-- EXERCISE --
Within these entries, how many lines contain the word "applications"? Answer with the number alone.
____________
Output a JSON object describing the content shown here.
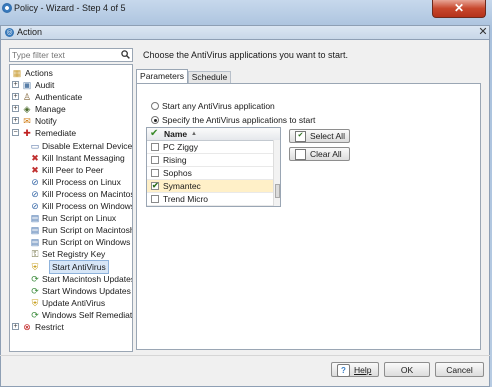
{
  "window": {
    "title": "Policy - Wizard - Step 4 of 5",
    "close_glyph": "✕"
  },
  "dialog": {
    "title": "Action",
    "close_glyph": "✕"
  },
  "filter": {
    "placeholder": "Type filter text"
  },
  "tree": {
    "root": "Actions",
    "items": [
      {
        "label": "Audit",
        "icon": "audit-icon"
      },
      {
        "label": "Authenticate",
        "icon": "authenticate-icon"
      },
      {
        "label": "Manage",
        "icon": "manage-icon"
      },
      {
        "label": "Notify",
        "icon": "notify-icon"
      },
      {
        "label": "Remediate",
        "icon": "remediate-icon"
      },
      {
        "label": "Disable External Device",
        "icon": "device-icon"
      },
      {
        "label": "Kill Instant Messaging",
        "icon": "kill-icon"
      },
      {
        "label": "Kill Peer to Peer",
        "icon": "kill-icon"
      },
      {
        "label": "Kill Process on Linux",
        "icon": "process-icon"
      },
      {
        "label": "Kill Process on Macintosh",
        "icon": "process-icon"
      },
      {
        "label": "Kill Process on Windows",
        "icon": "process-icon"
      },
      {
        "label": "Run Script on Linux",
        "icon": "script-icon"
      },
      {
        "label": "Run Script on Macintosh",
        "icon": "script-icon"
      },
      {
        "label": "Run Script on Windows",
        "icon": "script-icon"
      },
      {
        "label": "Set Registry Key",
        "icon": "registry-icon"
      },
      {
        "label": "Start AntiVirus",
        "icon": "shield-icon"
      },
      {
        "label": "Start Macintosh Updates",
        "icon": "update-icon"
      },
      {
        "label": "Start Windows Updates",
        "icon": "update-icon"
      },
      {
        "label": "Update AntiVirus",
        "icon": "shield-icon"
      },
      {
        "label": "Windows Self Remediation",
        "icon": "update-icon"
      },
      {
        "label": "Restrict",
        "icon": "restrict-icon"
      }
    ]
  },
  "main": {
    "instruction": "Choose the AntiVirus applications you want to start.",
    "tabs": [
      "Parameters",
      "Schedule"
    ],
    "options": [
      "Start any AntiVirus application",
      "Specify the AntiVirus applications to start"
    ],
    "list": {
      "header": "Name",
      "sort_glyph": "▲",
      "rows": [
        {
          "name": "PC Ziggy",
          "checked": false
        },
        {
          "name": "Rising",
          "checked": false
        },
        {
          "name": "Sophos",
          "checked": false
        },
        {
          "name": "Symantec",
          "checked": true
        },
        {
          "name": "Trend Micro",
          "checked": false
        }
      ]
    },
    "select_all": "Select All",
    "clear_all": "Clear All"
  },
  "footer": {
    "help": "Help",
    "ok": "OK",
    "cancel": "Cancel"
  },
  "colors": {
    "accent": "#3b7fc4",
    "selected_row": "#fff0c8",
    "tree_selected": "#d7e6f7"
  }
}
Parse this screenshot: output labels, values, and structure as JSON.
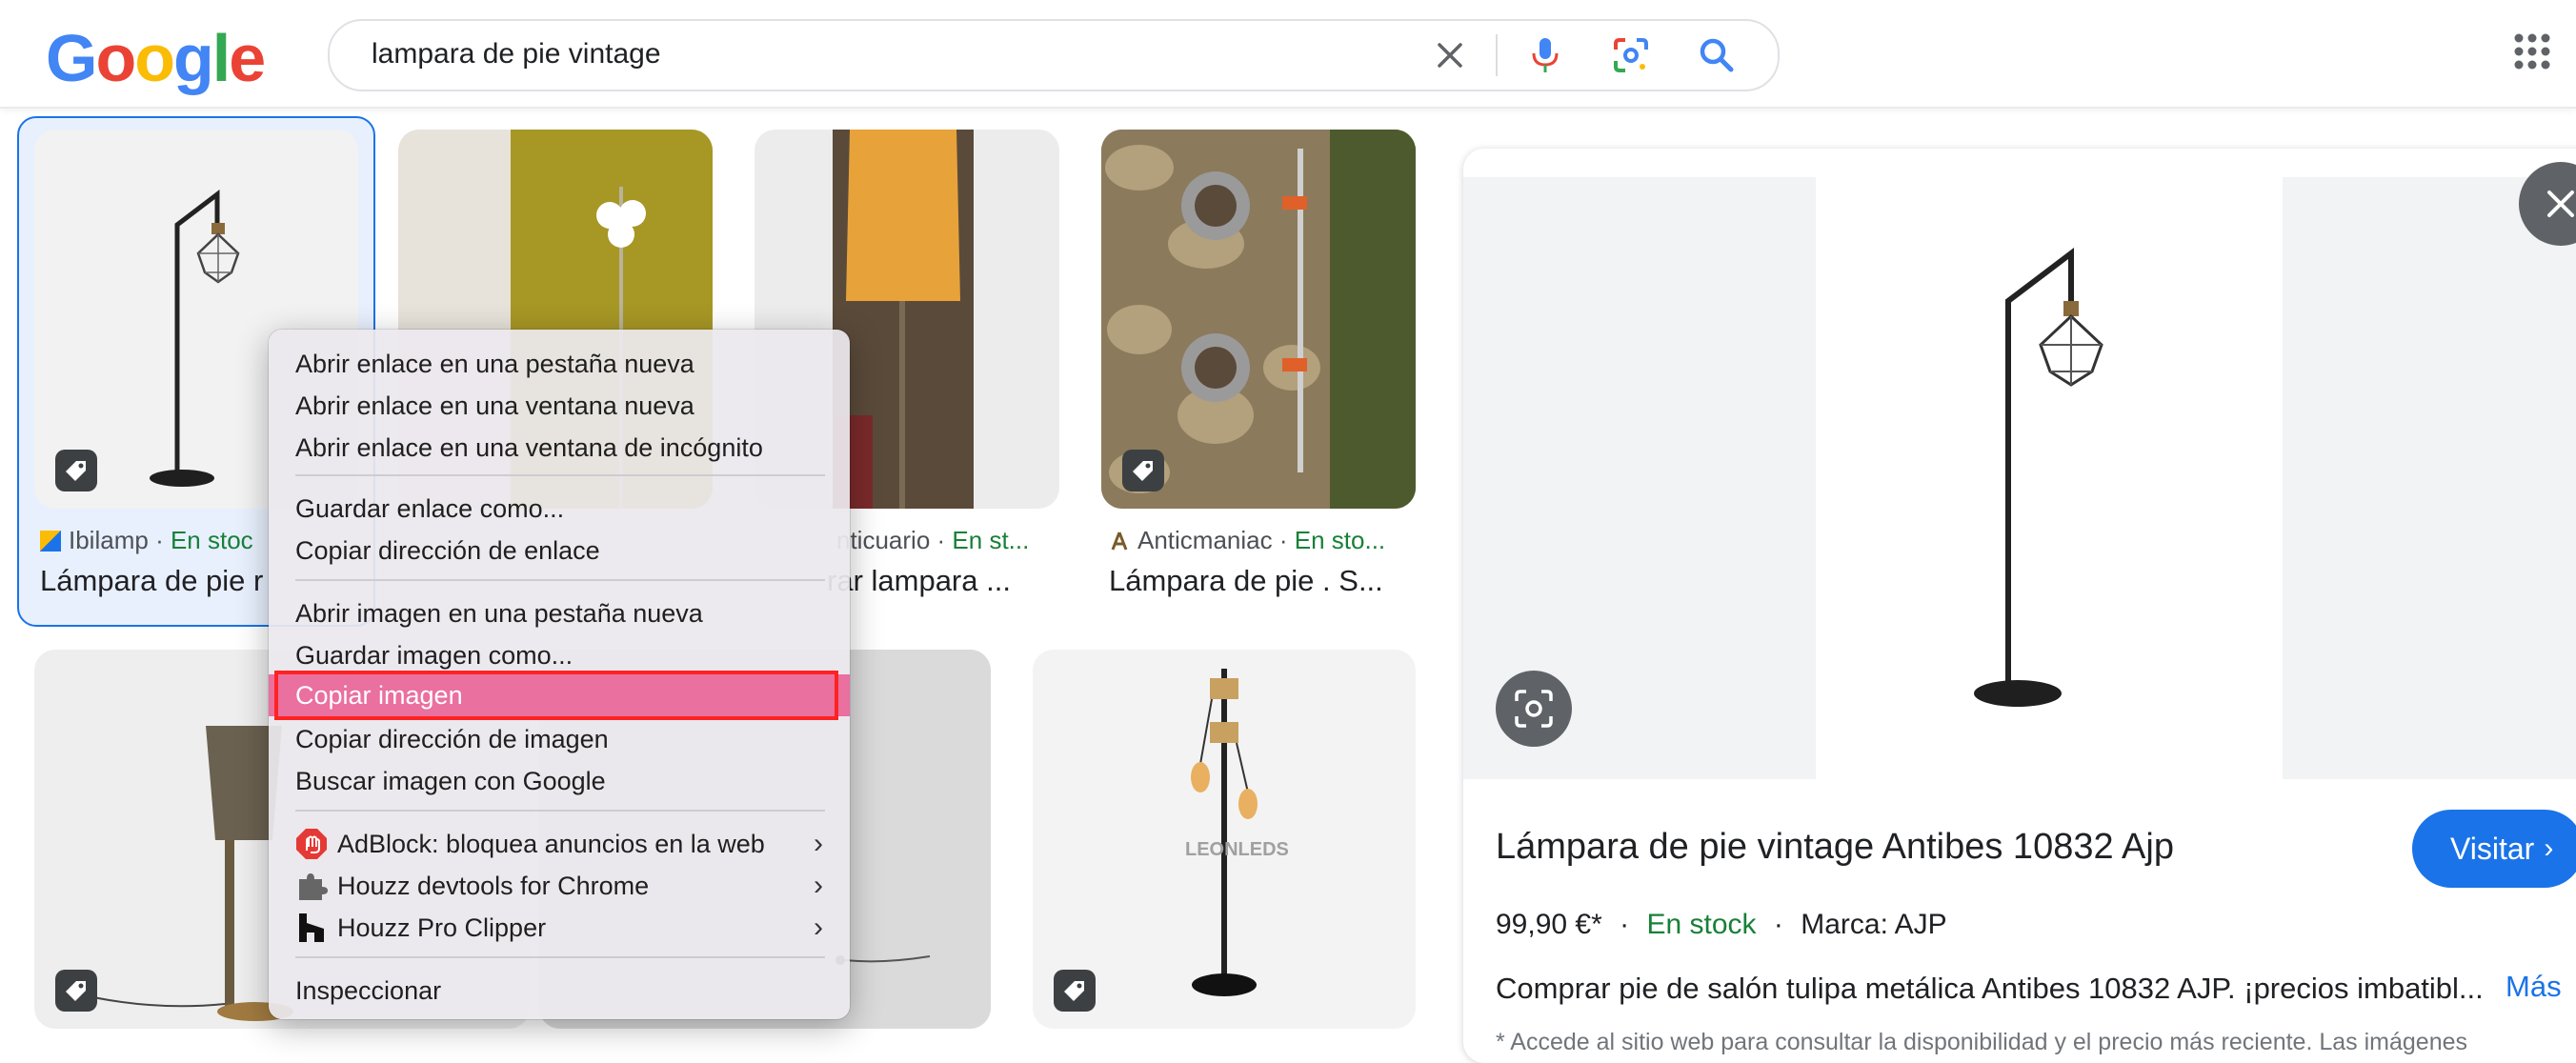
{
  "header": {
    "logo_text": "Google",
    "query": "lampara de pie vintage",
    "icons": [
      "close-icon",
      "mic-icon",
      "lens-icon",
      "search-icon",
      "apps-icon"
    ],
    "colors": {
      "blue": "#4285F4",
      "red": "#EA4335",
      "yellow": "#FBBC05",
      "green": "#34A853"
    }
  },
  "results": [
    {
      "source": "Ibilamp",
      "stock": "En stoc",
      "title": "Lámpara de pie r",
      "selected": true
    },
    {
      "source": "",
      "stock": "",
      "title": ""
    },
    {
      "source": "nticuario",
      "stock": "En st...",
      "title": "rar lampara ..."
    },
    {
      "source": "Anticmaniac",
      "stock": "En sto...",
      "title": "Lámpara de pie . S..."
    }
  ],
  "result_separator": "·",
  "watermark": "LEONLEDS",
  "context_menu": {
    "items": [
      "Abrir enlace en una pestaña nueva",
      "Abrir enlace en una ventana nueva",
      "Abrir enlace en una ventana de incógnito",
      "Guardar enlace como...",
      "Copiar dirección de enlace",
      "Abrir imagen en una pestaña nueva",
      "Guardar imagen como...",
      "Copiar imagen",
      "Copiar dirección de imagen",
      "Buscar imagen con Google",
      "AdBlock: bloquea anuncios en la web",
      "Houzz devtools for Chrome",
      "Houzz Pro Clipper",
      "Inspeccionar"
    ],
    "highlighted": "Copiar imagen",
    "highlight_color": "#e9709f",
    "outline_color": "#ff2222"
  },
  "panel": {
    "title": "Lámpara de pie vintage Antibes 10832 Ajp",
    "visit_label": "Visitar",
    "price": "99,90 €*",
    "stock": "En stock",
    "brand": "Marca: AJP",
    "dot": "·",
    "description": "Comprar pie de salón tulipa metálica Antibes 10832 AJP. ¡precios imbatibl...",
    "more_label": "Más",
    "note": "* Accede al sitio web para consultar la disponibilidad y el precio más reciente. Las imágenes"
  }
}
____________
-- WRITTEN RESPONSE --
2